◆ **Information provided**:
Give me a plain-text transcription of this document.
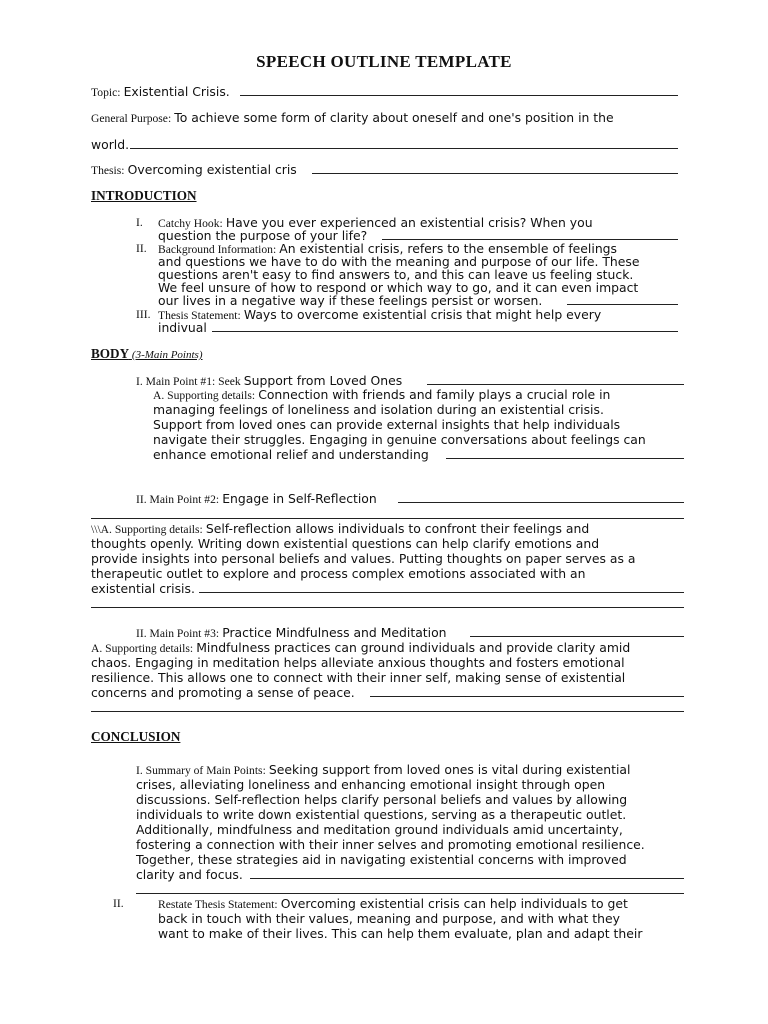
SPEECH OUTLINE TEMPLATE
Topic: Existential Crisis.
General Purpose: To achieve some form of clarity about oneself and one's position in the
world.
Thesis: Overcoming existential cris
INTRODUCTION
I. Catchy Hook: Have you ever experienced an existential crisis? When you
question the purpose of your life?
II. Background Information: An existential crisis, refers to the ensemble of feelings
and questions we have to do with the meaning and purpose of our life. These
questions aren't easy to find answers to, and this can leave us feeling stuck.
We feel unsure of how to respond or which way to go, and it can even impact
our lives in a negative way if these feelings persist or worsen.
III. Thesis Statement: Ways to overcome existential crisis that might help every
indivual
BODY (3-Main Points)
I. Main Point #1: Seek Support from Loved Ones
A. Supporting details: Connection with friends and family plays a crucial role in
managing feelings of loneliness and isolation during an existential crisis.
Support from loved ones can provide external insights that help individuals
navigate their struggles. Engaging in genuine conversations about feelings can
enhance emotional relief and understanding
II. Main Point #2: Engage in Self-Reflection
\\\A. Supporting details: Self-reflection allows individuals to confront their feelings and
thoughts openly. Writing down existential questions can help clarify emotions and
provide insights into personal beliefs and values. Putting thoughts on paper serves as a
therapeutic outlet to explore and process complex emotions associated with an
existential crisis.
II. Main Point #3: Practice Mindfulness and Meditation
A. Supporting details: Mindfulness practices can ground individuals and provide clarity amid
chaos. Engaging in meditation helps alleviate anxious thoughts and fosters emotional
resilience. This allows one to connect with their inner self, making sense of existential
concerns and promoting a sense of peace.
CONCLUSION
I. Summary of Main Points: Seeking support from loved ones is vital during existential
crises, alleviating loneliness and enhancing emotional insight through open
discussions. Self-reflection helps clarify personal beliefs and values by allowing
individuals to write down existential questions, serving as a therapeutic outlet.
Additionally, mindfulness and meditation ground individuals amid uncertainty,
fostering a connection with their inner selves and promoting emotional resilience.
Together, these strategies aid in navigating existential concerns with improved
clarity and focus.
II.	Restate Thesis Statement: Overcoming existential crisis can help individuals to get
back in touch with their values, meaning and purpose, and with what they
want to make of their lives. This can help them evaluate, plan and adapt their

◆ **Goal**: Copy the listing over exactly, skipping the pictures it holds.

◆ **Full solution**:
Give me a plain-text transcription of this document.
SPEECH OUTLINE TEMPLATE
Topic: Existential Crisis.
General Purpose: To achieve some form of clarity about oneself and one's position in the
world.
Thesis: Overcoming existential cris
INTRODUCTION
I. Catchy Hook: Have you ever experienced an existential crisis? When you
question the purpose of your life?
II. Background Information: An existential crisis, refers to the ensemble of feelings
and questions we have to do with the meaning and purpose of our life. These
questions aren't easy to find answers to, and this can leave us feeling stuck.
We feel unsure of how to respond or which way to go, and it can even impact
our lives in a negative way if these feelings persist or worsen.
III. Thesis Statement: Ways to overcome existential crisis that might help every
indivual
BODY (3-Main Points)
I. Main Point #1: Seek Support from Loved Ones
A. Supporting details: Connection with friends and family plays a crucial role in
managing feelings of loneliness and isolation during an existential crisis.
Support from loved ones can provide external insights that help individuals
navigate their struggles. Engaging in genuine conversations about feelings can
enhance emotional relief and understanding
II. Main Point #2: Engage in Self-Reflection
\\\A. Supporting details: Self-reflection allows individuals to confront their feelings and
thoughts openly. Writing down existential questions can help clarify emotions and
provide insights into personal beliefs and values. Putting thoughts on paper serves as a
therapeutic outlet to explore and process complex emotions associated with an
existential crisis.
II. Main Point #3: Practice Mindfulness and Meditation
A. Supporting details: Mindfulness practices can ground individuals and provide clarity amid
chaos. Engaging in meditation helps alleviate anxious thoughts and fosters emotional
resilience. This allows one to connect with their inner self, making sense of existential
concerns and promoting a sense of peace.
CONCLUSION
I. Summary of Main Points: Seeking support from loved ones is vital during existential
crises, alleviating loneliness and enhancing emotional insight through open
discussions. Self-reflection helps clarify personal beliefs and values by allowing
individuals to write down existential questions, serving as a therapeutic outlet.
Additionally, mindfulness and meditation ground individuals amid uncertainty,
fostering a connection with their inner selves and promoting emotional resilience.
Together, these strategies aid in navigating existential concerns with improved
clarity and focus.
II.	Restate Thesis Statement: Overcoming existential crisis can help individuals to get
back in touch with their values, meaning and purpose, and with what they
want to make of their lives. This can help them evaluate, plan and adapt their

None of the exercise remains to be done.